RECORDS FOR THE TASK:

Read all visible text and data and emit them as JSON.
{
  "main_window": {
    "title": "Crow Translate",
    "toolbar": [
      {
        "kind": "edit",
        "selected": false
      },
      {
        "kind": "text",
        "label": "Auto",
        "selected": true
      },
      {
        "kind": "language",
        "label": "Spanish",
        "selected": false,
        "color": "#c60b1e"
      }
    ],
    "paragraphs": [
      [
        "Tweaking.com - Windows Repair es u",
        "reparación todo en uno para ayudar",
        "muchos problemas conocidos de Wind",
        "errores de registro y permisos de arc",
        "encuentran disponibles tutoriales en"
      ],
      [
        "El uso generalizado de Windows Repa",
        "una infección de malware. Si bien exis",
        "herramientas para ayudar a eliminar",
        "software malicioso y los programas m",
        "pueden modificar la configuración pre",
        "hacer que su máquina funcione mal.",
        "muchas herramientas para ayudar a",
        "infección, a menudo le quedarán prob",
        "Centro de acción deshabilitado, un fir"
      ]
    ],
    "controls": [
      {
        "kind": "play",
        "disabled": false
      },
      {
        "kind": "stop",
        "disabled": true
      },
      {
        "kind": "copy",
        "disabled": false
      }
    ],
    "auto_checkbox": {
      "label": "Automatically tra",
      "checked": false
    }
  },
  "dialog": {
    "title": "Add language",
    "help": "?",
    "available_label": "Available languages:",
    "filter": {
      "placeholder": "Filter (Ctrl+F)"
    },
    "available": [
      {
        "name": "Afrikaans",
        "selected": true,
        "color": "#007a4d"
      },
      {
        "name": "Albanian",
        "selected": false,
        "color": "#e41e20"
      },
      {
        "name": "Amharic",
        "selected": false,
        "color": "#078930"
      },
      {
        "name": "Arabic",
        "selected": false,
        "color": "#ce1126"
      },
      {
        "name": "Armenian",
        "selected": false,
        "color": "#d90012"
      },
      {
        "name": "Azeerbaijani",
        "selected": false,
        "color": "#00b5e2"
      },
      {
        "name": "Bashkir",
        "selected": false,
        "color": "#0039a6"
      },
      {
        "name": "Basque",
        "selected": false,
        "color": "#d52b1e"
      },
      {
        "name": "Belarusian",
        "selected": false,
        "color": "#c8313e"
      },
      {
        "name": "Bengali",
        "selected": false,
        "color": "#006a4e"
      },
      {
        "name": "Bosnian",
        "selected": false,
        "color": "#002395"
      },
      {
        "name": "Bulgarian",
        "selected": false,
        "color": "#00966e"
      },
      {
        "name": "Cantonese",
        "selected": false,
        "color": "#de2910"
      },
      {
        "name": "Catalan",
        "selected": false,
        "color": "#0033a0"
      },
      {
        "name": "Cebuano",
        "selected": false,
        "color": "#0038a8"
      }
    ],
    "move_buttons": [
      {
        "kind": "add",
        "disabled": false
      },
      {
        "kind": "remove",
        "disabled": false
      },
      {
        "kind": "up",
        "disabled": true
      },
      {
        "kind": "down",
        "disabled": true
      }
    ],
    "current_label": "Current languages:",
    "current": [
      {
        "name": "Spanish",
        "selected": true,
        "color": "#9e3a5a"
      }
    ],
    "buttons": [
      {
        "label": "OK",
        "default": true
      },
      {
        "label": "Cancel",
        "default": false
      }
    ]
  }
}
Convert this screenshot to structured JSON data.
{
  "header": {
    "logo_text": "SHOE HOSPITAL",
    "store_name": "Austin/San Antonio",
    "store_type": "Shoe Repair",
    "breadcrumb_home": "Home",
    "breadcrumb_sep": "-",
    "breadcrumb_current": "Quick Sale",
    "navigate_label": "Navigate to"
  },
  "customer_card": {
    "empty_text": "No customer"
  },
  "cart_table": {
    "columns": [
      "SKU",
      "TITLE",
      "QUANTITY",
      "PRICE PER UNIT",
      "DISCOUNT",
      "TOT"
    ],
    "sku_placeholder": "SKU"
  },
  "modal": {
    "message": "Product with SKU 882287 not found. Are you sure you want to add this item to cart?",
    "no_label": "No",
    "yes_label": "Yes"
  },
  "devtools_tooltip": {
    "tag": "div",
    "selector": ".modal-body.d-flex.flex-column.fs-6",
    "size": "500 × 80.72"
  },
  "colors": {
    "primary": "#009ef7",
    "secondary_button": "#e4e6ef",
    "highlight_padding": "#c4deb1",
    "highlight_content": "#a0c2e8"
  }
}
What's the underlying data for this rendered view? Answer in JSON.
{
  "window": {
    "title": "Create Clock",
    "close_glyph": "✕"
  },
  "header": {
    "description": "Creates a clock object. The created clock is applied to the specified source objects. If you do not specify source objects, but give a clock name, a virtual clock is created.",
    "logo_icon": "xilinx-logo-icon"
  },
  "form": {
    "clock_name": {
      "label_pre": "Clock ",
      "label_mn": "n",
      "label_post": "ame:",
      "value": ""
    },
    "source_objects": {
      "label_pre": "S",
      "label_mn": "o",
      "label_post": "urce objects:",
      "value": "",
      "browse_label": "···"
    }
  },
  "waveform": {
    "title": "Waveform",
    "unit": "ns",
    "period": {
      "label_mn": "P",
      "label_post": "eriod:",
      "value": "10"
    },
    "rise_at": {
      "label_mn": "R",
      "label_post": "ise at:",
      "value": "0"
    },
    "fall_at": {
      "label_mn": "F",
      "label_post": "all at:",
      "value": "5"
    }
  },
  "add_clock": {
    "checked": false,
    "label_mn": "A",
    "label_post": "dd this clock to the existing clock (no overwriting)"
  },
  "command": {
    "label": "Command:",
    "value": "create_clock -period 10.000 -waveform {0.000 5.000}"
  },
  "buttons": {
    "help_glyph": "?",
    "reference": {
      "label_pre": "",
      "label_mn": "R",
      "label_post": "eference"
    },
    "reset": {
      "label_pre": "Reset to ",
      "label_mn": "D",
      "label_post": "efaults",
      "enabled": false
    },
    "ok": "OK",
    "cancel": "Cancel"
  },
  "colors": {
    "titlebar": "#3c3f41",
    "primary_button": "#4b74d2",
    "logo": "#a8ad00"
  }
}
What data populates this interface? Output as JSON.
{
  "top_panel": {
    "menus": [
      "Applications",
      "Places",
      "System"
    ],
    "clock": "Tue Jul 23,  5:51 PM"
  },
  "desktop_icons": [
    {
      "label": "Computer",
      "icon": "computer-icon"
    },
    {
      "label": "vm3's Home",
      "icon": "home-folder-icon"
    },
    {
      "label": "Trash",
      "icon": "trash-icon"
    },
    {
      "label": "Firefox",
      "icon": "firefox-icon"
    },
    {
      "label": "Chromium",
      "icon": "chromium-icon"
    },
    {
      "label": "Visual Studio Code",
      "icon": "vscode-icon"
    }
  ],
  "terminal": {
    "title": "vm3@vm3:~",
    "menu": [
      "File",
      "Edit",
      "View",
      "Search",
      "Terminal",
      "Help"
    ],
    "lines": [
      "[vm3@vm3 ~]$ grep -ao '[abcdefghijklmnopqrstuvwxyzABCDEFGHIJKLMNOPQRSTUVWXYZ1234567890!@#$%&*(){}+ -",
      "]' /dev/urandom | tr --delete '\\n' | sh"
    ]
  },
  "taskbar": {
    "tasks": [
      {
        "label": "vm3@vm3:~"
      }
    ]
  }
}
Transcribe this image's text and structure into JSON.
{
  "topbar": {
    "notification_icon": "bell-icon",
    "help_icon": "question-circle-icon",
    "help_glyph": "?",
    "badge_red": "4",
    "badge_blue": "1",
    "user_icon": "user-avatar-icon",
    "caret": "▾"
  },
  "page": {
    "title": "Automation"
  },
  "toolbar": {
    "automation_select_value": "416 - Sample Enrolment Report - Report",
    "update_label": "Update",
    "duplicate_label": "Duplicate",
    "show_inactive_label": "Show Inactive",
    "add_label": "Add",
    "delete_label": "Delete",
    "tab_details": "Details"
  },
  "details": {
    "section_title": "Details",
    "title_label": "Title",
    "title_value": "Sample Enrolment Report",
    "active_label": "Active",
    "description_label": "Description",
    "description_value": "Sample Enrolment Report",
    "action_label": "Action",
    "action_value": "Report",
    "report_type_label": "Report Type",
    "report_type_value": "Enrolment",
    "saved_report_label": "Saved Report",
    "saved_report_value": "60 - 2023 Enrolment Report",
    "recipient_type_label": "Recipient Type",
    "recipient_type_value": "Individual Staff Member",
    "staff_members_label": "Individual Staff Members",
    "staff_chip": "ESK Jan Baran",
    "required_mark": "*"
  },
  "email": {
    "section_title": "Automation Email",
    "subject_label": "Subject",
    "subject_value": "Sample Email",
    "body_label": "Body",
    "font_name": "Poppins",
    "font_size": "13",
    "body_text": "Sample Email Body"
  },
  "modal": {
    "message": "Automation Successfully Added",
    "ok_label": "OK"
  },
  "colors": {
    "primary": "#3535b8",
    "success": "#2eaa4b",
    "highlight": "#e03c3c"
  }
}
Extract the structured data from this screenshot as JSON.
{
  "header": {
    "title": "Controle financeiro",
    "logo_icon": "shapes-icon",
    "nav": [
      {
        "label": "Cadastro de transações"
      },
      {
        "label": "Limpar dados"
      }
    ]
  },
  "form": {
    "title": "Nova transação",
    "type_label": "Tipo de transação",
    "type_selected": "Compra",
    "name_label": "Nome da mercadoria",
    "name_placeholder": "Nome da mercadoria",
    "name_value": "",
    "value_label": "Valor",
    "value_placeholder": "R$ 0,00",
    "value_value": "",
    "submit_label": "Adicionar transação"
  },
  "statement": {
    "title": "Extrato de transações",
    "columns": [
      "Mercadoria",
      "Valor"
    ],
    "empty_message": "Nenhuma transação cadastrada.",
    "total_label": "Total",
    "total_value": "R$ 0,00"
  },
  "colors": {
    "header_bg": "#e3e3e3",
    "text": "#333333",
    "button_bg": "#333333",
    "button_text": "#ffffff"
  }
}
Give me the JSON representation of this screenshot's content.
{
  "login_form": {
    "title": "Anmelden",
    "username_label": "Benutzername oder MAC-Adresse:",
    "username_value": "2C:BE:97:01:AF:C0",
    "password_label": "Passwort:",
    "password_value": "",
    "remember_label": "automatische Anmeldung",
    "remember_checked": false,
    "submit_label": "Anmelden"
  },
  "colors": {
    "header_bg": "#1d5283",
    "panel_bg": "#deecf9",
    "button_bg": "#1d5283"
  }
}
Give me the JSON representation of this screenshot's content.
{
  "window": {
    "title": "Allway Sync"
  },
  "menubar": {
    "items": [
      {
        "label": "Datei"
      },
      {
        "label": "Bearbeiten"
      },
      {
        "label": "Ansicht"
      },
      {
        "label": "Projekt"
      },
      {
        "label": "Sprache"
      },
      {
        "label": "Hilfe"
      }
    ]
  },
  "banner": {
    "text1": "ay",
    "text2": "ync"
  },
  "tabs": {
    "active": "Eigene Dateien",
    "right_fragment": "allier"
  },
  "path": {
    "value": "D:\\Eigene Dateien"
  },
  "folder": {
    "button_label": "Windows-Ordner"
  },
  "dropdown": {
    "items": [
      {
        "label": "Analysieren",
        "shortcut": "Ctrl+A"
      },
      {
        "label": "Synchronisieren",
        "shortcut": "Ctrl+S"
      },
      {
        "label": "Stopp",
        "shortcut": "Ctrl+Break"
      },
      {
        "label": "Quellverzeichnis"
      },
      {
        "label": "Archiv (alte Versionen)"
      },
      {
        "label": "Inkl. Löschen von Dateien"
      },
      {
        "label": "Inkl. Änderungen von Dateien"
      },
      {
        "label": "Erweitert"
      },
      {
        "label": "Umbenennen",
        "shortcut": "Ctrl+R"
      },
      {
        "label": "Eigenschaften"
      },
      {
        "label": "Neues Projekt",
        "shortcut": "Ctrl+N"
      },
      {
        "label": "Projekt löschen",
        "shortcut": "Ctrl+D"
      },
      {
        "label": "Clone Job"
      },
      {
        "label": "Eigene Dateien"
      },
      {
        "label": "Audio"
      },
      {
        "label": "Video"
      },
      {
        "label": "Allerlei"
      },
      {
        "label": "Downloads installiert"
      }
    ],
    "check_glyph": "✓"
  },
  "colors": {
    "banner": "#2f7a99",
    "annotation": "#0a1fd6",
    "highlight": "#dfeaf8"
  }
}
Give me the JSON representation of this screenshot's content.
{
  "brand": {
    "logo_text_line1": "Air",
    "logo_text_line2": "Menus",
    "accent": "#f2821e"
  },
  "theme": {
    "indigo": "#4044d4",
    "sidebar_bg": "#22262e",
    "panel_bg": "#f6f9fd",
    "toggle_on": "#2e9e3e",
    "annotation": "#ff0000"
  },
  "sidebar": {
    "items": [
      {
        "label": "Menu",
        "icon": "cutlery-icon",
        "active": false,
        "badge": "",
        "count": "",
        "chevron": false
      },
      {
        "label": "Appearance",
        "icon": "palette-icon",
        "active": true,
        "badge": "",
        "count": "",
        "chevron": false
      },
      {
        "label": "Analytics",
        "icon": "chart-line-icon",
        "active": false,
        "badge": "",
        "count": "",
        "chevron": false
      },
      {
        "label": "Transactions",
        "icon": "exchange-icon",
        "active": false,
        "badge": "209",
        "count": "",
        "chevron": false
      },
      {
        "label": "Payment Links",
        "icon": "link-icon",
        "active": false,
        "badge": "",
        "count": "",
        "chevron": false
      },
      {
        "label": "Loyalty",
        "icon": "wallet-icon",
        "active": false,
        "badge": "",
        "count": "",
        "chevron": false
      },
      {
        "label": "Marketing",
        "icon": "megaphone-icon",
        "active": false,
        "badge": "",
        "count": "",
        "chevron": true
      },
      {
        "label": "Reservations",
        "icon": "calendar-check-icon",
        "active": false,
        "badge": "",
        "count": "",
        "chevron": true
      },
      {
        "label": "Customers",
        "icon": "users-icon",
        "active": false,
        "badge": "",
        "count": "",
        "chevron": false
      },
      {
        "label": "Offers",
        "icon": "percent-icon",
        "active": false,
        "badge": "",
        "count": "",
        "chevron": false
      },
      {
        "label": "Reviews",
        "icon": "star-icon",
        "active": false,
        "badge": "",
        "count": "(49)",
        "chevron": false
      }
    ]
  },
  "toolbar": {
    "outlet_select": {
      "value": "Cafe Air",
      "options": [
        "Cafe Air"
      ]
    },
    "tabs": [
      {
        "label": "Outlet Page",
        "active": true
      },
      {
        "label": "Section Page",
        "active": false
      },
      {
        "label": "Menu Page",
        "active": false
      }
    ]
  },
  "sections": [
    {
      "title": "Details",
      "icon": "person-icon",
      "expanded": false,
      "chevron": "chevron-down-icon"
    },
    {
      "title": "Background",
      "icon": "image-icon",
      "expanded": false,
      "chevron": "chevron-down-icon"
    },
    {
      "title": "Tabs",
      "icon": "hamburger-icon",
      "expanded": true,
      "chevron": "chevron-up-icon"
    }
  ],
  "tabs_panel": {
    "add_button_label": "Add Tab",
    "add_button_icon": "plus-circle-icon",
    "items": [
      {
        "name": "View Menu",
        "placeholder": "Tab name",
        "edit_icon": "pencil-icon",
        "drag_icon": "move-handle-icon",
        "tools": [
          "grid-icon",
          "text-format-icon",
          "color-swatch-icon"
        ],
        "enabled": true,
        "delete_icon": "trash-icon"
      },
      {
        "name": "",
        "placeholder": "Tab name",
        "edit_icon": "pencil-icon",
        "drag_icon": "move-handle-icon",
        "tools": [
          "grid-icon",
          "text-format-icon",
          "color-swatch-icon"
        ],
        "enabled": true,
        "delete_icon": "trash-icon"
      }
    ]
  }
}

TASK TO CARRY OUT:
In the entries above, find lines with "circle" and copy each.

RESPONSE TO THIS TASK:
    "help_icon": "question-circle-icon",
    "add_button_icon": "plus-circle-icon",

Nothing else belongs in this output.